Return each line of the records with nothing changed, pictures excepted.

Records from a dataset>
▬▬▬

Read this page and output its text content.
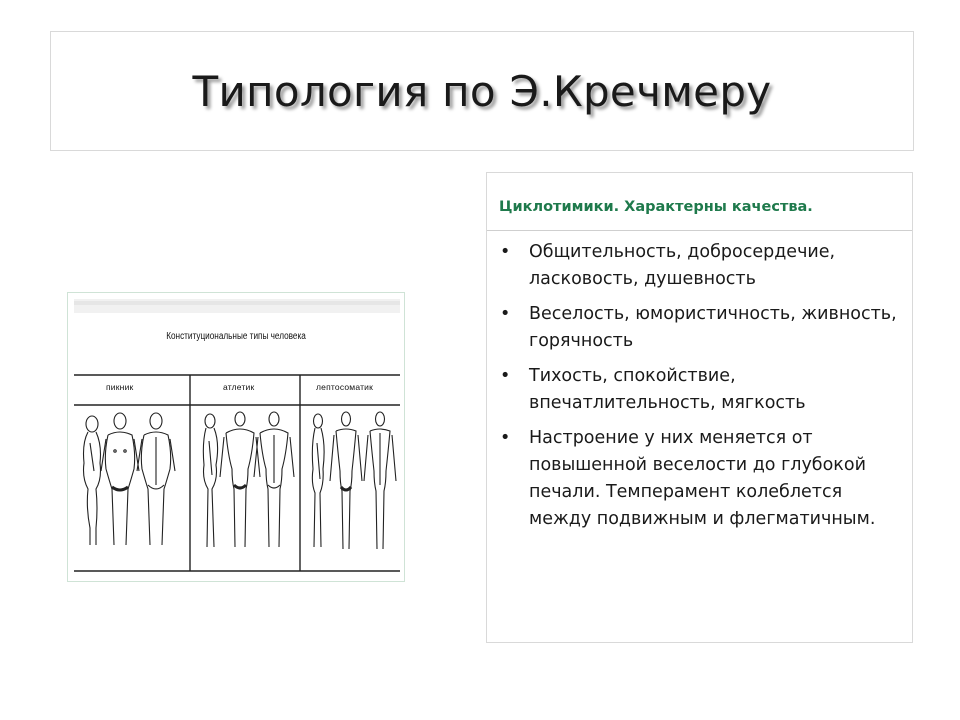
Типология по Э.Кречмеру
Конституциональные типы человека
пикник	атлетик	лептосоматик
Циклотимики. Характерны качества.
• Общительность, добросердечие, ласковость, душевность
• Веселость, юмористичность, живность, горячность
• Тихость, спокойствие, впечатлительность, мягкость
• Настроение у них меняется от повышенной веселости до глубокой печали. Темперамент колеблется между подвижным и флегматичным.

▬▬▬

TASK ANSWER>
Read this page and output its text content.
Типология по Э.Кречмеру
Конституциональные типы человека
пикник	атлетик	лептосоматик
Циклотимики. Характерны качества.
• Общительность, добросердечие, ласковость, душевность
• Веселость, юмористичность, живность, горячность
• Тихость, спокойствие, впечатлительность, мягкость
• Настроение у них меняется от повышенной веселости до глубокой печали. Темперамент колеблется между подвижным и флегматичным.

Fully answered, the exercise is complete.